— PROBLEM DESCRIPTION —
Show all lines holding "data".

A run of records
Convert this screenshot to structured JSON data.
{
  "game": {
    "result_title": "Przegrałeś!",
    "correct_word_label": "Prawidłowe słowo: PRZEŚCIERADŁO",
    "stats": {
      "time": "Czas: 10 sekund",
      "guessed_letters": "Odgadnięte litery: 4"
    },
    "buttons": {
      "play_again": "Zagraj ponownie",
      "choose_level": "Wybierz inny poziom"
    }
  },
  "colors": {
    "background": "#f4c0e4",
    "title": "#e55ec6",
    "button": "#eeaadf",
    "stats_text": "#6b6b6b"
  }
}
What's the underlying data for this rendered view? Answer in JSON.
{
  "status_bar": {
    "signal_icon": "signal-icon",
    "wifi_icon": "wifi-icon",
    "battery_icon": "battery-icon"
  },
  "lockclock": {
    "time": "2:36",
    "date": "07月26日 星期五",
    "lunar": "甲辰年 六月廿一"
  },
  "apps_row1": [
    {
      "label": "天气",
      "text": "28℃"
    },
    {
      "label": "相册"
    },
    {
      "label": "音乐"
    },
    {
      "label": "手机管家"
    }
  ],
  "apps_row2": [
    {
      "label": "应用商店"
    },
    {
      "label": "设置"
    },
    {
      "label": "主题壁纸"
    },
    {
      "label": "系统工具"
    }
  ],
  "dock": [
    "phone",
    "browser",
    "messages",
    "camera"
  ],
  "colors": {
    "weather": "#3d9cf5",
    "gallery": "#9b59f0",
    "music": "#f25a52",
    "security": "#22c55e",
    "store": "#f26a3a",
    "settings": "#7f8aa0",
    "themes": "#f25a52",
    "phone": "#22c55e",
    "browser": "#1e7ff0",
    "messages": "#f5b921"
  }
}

— OUTPUT OF THE TASK —
Convert this screenshot to structured JSON data.
What's the underlying data for this rendered view? Answer in JSON.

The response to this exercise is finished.